### Saved entries

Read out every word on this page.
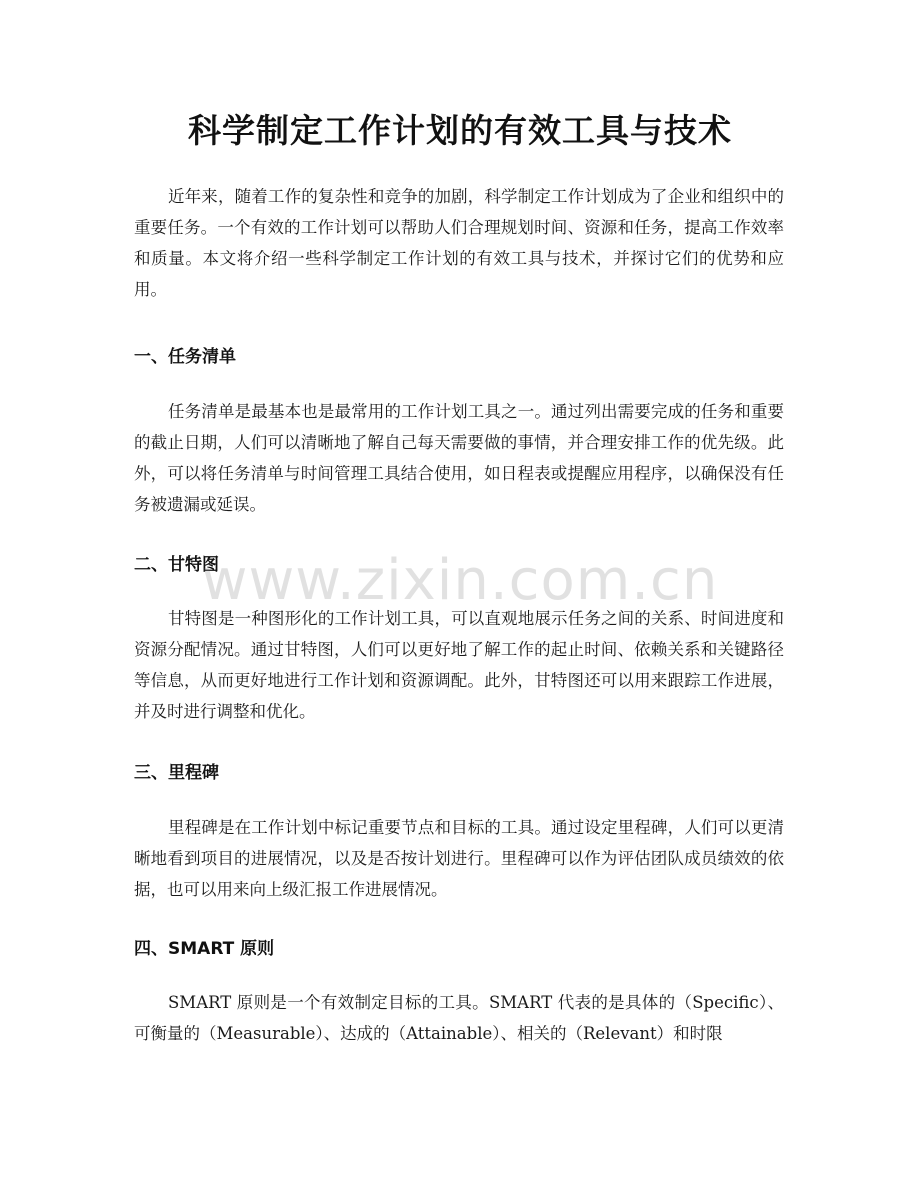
科学制定工作计划的有效工具与技术

近年来，随着工作的复杂性和竞争的加剧，科学制定工作计划成为了企业和组织中的重要任务。一个有效的工作计划可以帮助人们合理规划时间、资源和任务，提高工作效率和质量。本文将介绍一些科学制定工作计划的有效工具与技术，并探讨它们的优势和应用。

一、任务清单

任务清单是最基本也是最常用的工作计划工具之一。通过列出需要完成的任务和重要的截止日期，人们可以清晰地了解自己每天需要做的事情，并合理安排工作的优先级。此外，可以将任务清单与时间管理工具结合使用，如日程表或提醒应用程序，以确保没有任务被遗漏或延误。

二、甘特图

甘特图是一种图形化的工作计划工具，可以直观地展示任务之间的关系、时间进度和资源分配情况。通过甘特图，人们可以更好地了解工作的起止时间、依赖关系和关键路径等信息，从而更好地进行工作计划和资源调配。此外，甘特图还可以用来跟踪工作进展，并及时进行调整和优化。

三、里程碑

里程碑是在工作计划中标记重要节点和目标的工具。通过设定里程碑，人们可以更清晰地看到项目的进展情况，以及是否按计划进行。里程碑可以作为评估团队成员绩效的依据，也可以用来向上级汇报工作进展情况。

四、SMART 原则

SMART 原则是一个有效制定目标的工具。SMART 代表的是具体的（Specific）、可衡量的（Measurable）、达成的（Attainable）、相关的（Relevant）和时限

www.zixin.com.cn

### WHAT NEEDS TO BE DONE
Return the listing above word for word, with the pictures removed.

### FULL RESPONSE
Read out every word on this page.
科学制定工作计划的有效工具与技术

近年来，随着工作的复杂性和竞争的加剧，科学制定工作计划成为了企业和组织中的重要任务。一个有效的工作计划可以帮助人们合理规划时间、资源和任务，提高工作效率和质量。本文将介绍一些科学制定工作计划的有效工具与技术，并探讨它们的优势和应用。

一、任务清单

任务清单是最基本也是最常用的工作计划工具之一。通过列出需要完成的任务和重要的截止日期，人们可以清晰地了解自己每天需要做的事情，并合理安排工作的优先级。此外，可以将任务清单与时间管理工具结合使用，如日程表或提醒应用程序，以确保没有任务被遗漏或延误。

二、甘特图

甘特图是一种图形化的工作计划工具，可以直观地展示任务之间的关系、时间进度和资源分配情况。通过甘特图，人们可以更好地了解工作的起止时间、依赖关系和关键路径等信息，从而更好地进行工作计划和资源调配。此外，甘特图还可以用来跟踪工作进展，并及时进行调整和优化。

三、里程碑

里程碑是在工作计划中标记重要节点和目标的工具。通过设定里程碑，人们可以更清晰地看到项目的进展情况，以及是否按计划进行。里程碑可以作为评估团队成员绩效的依据，也可以用来向上级汇报工作进展情况。

四、SMART 原则

SMART 原则是一个有效制定目标的工具。SMART 代表的是具体的（Specific）、可衡量的（Measurable）、达成的（Attainable）、相关的（Relevant）和时限

www.zixin.com.cn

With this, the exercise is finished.